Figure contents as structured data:
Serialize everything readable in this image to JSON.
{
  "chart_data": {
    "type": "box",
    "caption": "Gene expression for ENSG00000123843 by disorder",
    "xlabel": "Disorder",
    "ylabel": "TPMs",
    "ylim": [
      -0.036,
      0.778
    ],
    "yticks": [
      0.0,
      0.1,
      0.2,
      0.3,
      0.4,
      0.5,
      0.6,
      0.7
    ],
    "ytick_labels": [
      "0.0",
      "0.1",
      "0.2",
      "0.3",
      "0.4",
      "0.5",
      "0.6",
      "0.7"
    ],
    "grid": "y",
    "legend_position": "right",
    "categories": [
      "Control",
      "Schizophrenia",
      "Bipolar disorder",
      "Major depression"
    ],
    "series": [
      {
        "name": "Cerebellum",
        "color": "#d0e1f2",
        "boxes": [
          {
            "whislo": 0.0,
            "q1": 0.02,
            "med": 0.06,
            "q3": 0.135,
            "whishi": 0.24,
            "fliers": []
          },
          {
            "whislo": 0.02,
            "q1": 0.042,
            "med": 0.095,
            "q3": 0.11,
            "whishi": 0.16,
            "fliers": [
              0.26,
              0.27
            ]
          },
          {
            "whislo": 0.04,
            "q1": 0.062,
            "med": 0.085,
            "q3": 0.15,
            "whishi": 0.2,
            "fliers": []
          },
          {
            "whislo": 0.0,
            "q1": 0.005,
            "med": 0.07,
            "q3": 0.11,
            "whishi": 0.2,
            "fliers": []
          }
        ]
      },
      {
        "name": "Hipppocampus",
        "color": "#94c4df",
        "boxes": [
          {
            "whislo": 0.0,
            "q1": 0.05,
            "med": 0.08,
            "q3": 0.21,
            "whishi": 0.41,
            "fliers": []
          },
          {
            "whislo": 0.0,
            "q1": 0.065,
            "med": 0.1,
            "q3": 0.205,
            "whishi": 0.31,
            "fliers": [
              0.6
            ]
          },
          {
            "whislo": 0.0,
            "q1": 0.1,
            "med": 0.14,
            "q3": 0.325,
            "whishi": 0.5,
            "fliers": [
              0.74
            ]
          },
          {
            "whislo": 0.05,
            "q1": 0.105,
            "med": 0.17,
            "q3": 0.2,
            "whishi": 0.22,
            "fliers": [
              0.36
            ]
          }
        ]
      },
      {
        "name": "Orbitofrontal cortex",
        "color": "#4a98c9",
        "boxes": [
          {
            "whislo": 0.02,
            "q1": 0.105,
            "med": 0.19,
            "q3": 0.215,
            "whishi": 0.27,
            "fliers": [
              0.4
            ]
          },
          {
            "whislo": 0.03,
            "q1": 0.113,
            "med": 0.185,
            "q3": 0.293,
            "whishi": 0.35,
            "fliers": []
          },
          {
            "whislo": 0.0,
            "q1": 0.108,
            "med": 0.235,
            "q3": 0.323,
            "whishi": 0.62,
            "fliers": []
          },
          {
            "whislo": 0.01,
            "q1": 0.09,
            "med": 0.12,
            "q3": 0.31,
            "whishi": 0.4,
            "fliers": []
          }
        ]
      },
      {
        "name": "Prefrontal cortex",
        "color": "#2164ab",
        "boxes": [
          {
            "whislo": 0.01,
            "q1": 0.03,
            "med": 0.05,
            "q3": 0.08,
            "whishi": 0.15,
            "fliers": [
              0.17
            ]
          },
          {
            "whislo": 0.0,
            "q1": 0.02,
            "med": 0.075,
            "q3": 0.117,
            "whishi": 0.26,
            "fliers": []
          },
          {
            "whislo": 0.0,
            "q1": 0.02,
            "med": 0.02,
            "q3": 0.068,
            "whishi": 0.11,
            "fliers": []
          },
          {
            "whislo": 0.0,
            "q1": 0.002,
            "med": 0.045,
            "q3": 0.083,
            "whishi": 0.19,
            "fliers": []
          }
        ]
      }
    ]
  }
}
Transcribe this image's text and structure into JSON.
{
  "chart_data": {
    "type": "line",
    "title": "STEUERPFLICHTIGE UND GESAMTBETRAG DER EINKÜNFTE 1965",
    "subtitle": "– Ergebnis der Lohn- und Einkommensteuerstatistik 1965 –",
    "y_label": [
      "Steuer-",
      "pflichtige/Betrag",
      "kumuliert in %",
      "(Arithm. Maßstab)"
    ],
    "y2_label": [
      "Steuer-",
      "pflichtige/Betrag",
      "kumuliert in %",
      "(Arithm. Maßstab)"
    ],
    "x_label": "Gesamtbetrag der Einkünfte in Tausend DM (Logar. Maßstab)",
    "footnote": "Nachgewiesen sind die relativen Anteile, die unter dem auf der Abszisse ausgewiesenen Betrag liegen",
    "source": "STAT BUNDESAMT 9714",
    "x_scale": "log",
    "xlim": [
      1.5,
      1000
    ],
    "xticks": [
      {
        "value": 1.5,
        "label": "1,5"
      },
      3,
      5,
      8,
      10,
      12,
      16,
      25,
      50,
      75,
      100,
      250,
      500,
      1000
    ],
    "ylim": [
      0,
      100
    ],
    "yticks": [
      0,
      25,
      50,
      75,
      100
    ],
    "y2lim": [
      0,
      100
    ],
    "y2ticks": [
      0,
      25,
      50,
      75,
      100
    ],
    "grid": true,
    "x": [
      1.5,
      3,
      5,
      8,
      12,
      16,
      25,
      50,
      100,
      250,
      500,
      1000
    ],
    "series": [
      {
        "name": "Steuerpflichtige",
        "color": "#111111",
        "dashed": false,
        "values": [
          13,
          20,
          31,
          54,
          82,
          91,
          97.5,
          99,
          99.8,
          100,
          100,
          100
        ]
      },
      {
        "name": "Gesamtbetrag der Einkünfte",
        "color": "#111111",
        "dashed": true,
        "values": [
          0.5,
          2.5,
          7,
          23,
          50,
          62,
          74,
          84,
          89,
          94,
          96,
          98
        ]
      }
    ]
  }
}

= TASK PROMPT =
Reproduce the material in full, with no word added or dropped.

= RESPONSE TO THE EXERCISE =
Serialize everything readable in this image to JSON.
{
  "chart_data": {
    "type": "box",
    "caption": "Gene expression for ENSG00000123843 by disorder",
    "xlabel": "Disorder",
    "ylabel": "TPMs",
    "ylim": [
      -0.036,
      0.778
    ],
    "yticks": [
      0.0,
      0.1,
      0.2,
      0.3,
      0.4,
      0.5,
      0.6,
      0.7
    ],
    "ytick_labels": [
      "0.0",
      "0.1",
      "0.2",
      "0.3",
      "0.4",
      "0.5",
      "0.6",
      "0.7"
    ],
    "grid": "y",
    "legend_position": "right",
    "categories": [
      "Control",
      "Schizophrenia",
      "Bipolar disorder",
      "Major depression"
    ],
    "series": [
      {
        "name": "Cerebellum",
        "color": "#d0e1f2",
        "boxes": [
          {
            "whislo": 0.0,
            "q1": 0.02,
            "med": 0.06,
            "q3": 0.135,
            "whishi": 0.24,
            "fliers": []
          },
          {
            "whislo": 0.02,
            "q1": 0.042,
            "med": 0.095,
            "q3": 0.11,
            "whishi": 0.16,
            "fliers": [
              0.26,
              0.27
            ]
          },
          {
            "whislo": 0.04,
            "q1": 0.062,
            "med": 0.085,
            "q3": 0.15,
            "whishi": 0.2,
            "fliers": []
          },
          {
            "whislo": 0.0,
            "q1": 0.005,
            "med": 0.07,
            "q3": 0.11,
            "whishi": 0.2,
            "fliers": []
          }
        ]
      },
      {
        "name": "Hipppocampus",
        "color": "#94c4df",
        "boxes": [
          {
            "whislo": 0.0,
            "q1": 0.05,
            "med": 0.08,
            "q3": 0.21,
            "whishi": 0.41,
            "fliers": []
          },
          {
            "whislo": 0.0,
            "q1": 0.065,
            "med": 0.1,
            "q3": 0.205,
            "whishi": 0.31,
            "fliers": [
              0.6
            ]
          },
          {
            "whislo": 0.0,
            "q1": 0.1,
            "med": 0.14,
            "q3": 0.325,
            "whishi": 0.5,
            "fliers": [
              0.74
            ]
          },
          {
            "whislo": 0.05,
            "q1": 0.105,
            "med": 0.17,
            "q3": 0.2,
            "whishi": 0.22,
            "fliers": [
              0.36
            ]
          }
        ]
      },
      {
        "name": "Orbitofrontal cortex",
        "color": "#4a98c9",
        "boxes": [
          {
            "whislo": 0.02,
            "q1": 0.105,
            "med": 0.19,
            "q3": 0.215,
            "whishi": 0.27,
            "fliers": [
              0.4
            ]
          },
          {
            "whislo": 0.03,
            "q1": 0.113,
            "med": 0.185,
            "q3": 0.293,
            "whishi": 0.35,
            "fliers": []
          },
          {
            "whislo": 0.0,
            "q1": 0.108,
            "med": 0.235,
            "q3": 0.323,
            "whishi": 0.62,
            "fliers": []
          },
          {
            "whislo": 0.01,
            "q1": 0.09,
            "med": 0.12,
            "q3": 0.31,
            "whishi": 0.4,
            "fliers": []
          }
        ]
      },
      {
        "name": "Prefrontal cortex",
        "color": "#2164ab",
        "boxes": [
          {
            "whislo": 0.01,
            "q1": 0.03,
            "med": 0.05,
            "q3": 0.08,
            "whishi": 0.15,
            "fliers": [
              0.17
            ]
          },
          {
            "whislo": 0.0,
            "q1": 0.02,
            "med": 0.075,
            "q3": 0.117,
            "whishi": 0.26,
            "fliers": []
          },
          {
            "whislo": 0.0,
            "q1": 0.02,
            "med": 0.02,
            "q3": 0.068,
            "whishi": 0.11,
            "fliers": []
          },
          {
            "whislo": 0.0,
            "q1": 0.002,
            "med": 0.045,
            "q3": 0.083,
            "whishi": 0.19,
            "fliers": []
          }
        ]
      }
    ]
  }
}
Transcribe this image's text and structure into JSON.
{
  "chart_data": {
    "type": "line",
    "title": "STEUERPFLICHTIGE UND GESAMTBETRAG DER EINKÜNFTE 1965",
    "subtitle": "– Ergebnis der Lohn- und Einkommensteuerstatistik 1965 –",
    "y_label": [
      "Steuer-",
      "pflichtige/Betrag",
      "kumuliert in %",
      "(Arithm. Maßstab)"
    ],
    "y2_label": [
      "Steuer-",
      "pflichtige/Betrag",
      "kumuliert in %",
      "(Arithm. Maßstab)"
    ],
    "x_label": "Gesamtbetrag der Einkünfte in Tausend DM (Logar. Maßstab)",
    "footnote": "Nachgewiesen sind die relativen Anteile, die unter dem auf der Abszisse ausgewiesenen Betrag liegen",
    "source": "STAT BUNDESAMT 9714",
    "x_scale": "log",
    "xlim": [
      1.5,
      1000
    ],
    "xticks": [
      {
        "value": 1.5,
        "label": "1,5"
      },
      3,
      5,
      8,
      10,
      12,
      16,
      25,
      50,
      75,
      100,
      250,
      500,
      1000
    ],
    "ylim": [
      0,
      100
    ],
    "yticks": [
      0,
      25,
      50,
      75,
      100
    ],
    "y2lim": [
      0,
      100
    ],
    "y2ticks": [
      0,
      25,
      50,
      75,
      100
    ],
    "grid": true,
    "x": [
      1.5,
      3,
      5,
      8,
      12,
      16,
      25,
      50,
      100,
      250,
      500,
      1000
    ],
    "series": [
      {
        "name": "Steuerpflichtige",
        "color": "#111111",
        "dashed": false,
        "values": [
          13,
          20,
          31,
          54,
          82,
          91,
          97.5,
          99,
          99.8,
          100,
          100,
          100
        ]
      },
      {
        "name": "Gesamtbetrag der Einkünfte",
        "color": "#111111",
        "dashed": true,
        "values": [
          0.5,
          2.5,
          7,
          23,
          50,
          62,
          74,
          84,
          89,
          94,
          96,
          98
        ]
      }
    ]
  }
}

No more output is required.